**TO DO**: Filter the lines below, copying only those with the string "within".

(Beginning of PROVIDED MATERIAL)

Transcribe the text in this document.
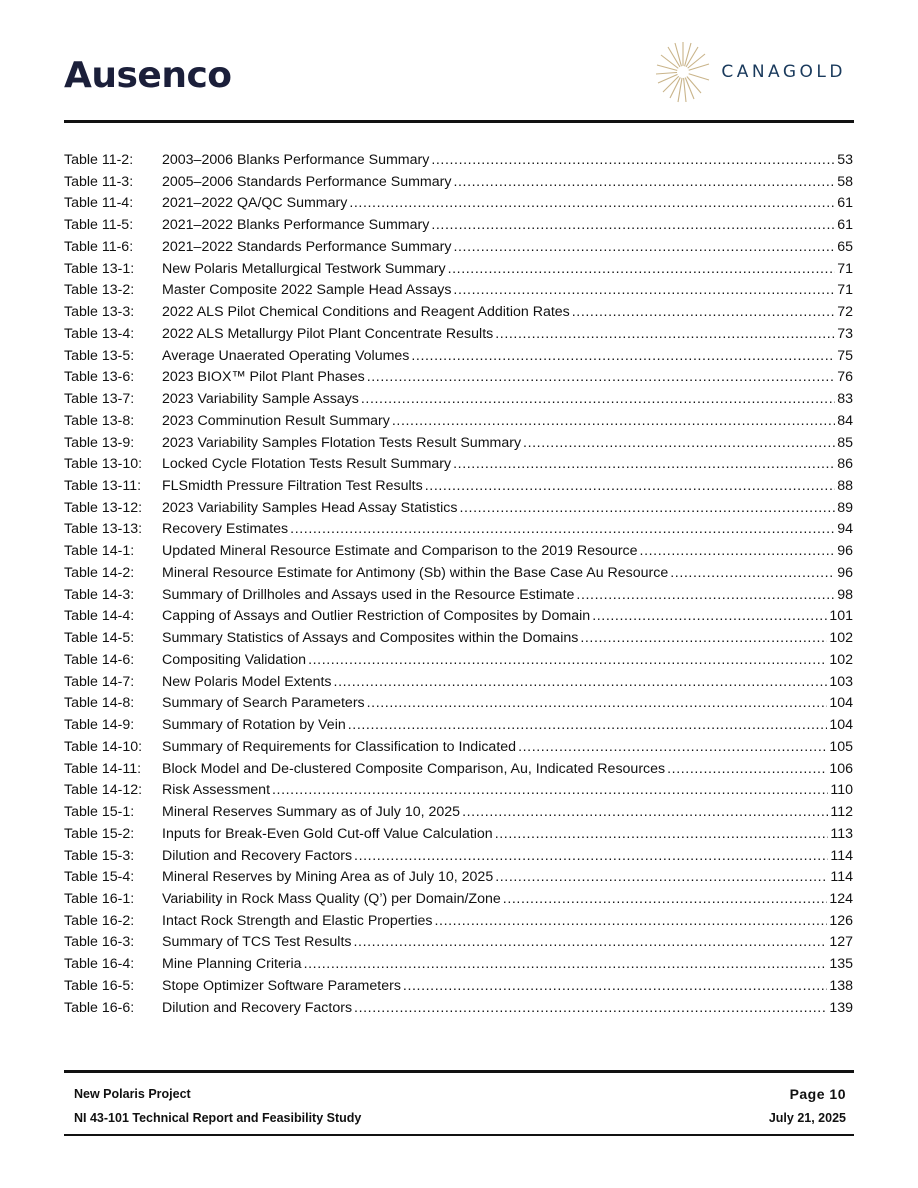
Ausenco	CANAGOLD
Table 11-2:	2003–2006 Blanks Performance Summary .....	53
Table 11-3:	2005–2006 Standards Performance Summary .....	58
Table 11-4:	2021–2022 QA/QC Summary .....	61
Table 11-5:	2021–2022 Blanks Performance Summary .....	61
Table 11-6:	2021–2022 Standards Performance Summary .....	65
Table 13-1:	New Polaris Metallurgical Testwork Summary .....	71
Table 13-2:	Master Composite 2022 Sample Head Assays .....	71
Table 13-3:	2022 ALS Pilot Chemical Conditions and Reagent Addition Rates .....	72
Table 13-4:	2022 ALS Metallurgy Pilot Plant Concentrate Results .....	73
Table 13-5:	Average Unaerated Operating Volumes .....	75
Table 13-6:	2023 BIOX™ Pilot Plant Phases .....	76
Table 13-7:	2023 Variability Sample Assays .....	83
Table 13-8:	2023 Comminution Result Summary .....	84
Table 13-9:	2023 Variability Samples Flotation Tests Result Summary .....	85
Table 13-10:	Locked Cycle Flotation Tests Result Summary .....	86
Table 13-11:	FLSmidth Pressure Filtration Test Results .....	88
Table 13-12:	2023 Variability Samples Head Assay Statistics .....	89
Table 13-13:	Recovery Estimates .....	94
Table 14-1:	Updated Mineral Resource Estimate and Comparison to the 2019 Resource .....	96
Table 14-2:	Mineral Resource Estimate for Antimony (Sb) within the Base Case Au Resource .....	96
Table 14-3:	Summary of Drillholes and Assays used in the Resource Estimate .....	98
Table 14-4:	Capping of Assays and Outlier Restriction of Composites by Domain .....	101
Table 14-5:	Summary Statistics of Assays and Composites within the Domains .....	102
Table 14-6:	Compositing Validation .....	102
Table 14-7:	New Polaris Model Extents .....	103
Table 14-8:	Summary of Search Parameters .....	104
Table 14-9:	Summary of Rotation by Vein .....	104
Table 14-10:	Summary of Requirements for Classification to Indicated .....	105
Table 14-11:	Block Model and De-clustered Composite Comparison, Au, Indicated Resources .....	106
Table 14-12:	Risk Assessment .....	110
Table 15-1:	Mineral Reserves Summary as of July 10, 2025 .....	112
Table 15-2:	Inputs for Break-Even Gold Cut-off Value Calculation .....	113
Table 15-3:	Dilution and Recovery Factors .....	114
Table 15-4:	Mineral Reserves by Mining Area as of July 10, 2025 .....	114
Table 16-1:	Variability in Rock Mass Quality (Q’) per Domain/Zone .....	124
Table 16-2:	Intact Rock Strength and Elastic Properties .....	126
Table 16-3:	Summary of TCS Test Results .....	127
Table 16-4:	Mine Planning Criteria .....	135
Table 16-5:	Stope Optimizer Software Parameters .....	138
Table 16-6:	Dilution and Recovery Factors .....	139
New Polaris Project	Page 10
NI 43-101 Technical Report and Feasibility Study	July 21, 2025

(End of PROVIDED MATERIAL)

**ANSWER FOR THE TASK**:
Table 14-2:	Mineral Resource Estimate for Antimony (Sb) within the Base Case Au Resource .....	96
Table 14-5:	Summary Statistics of Assays and Composites within the Domains .....	102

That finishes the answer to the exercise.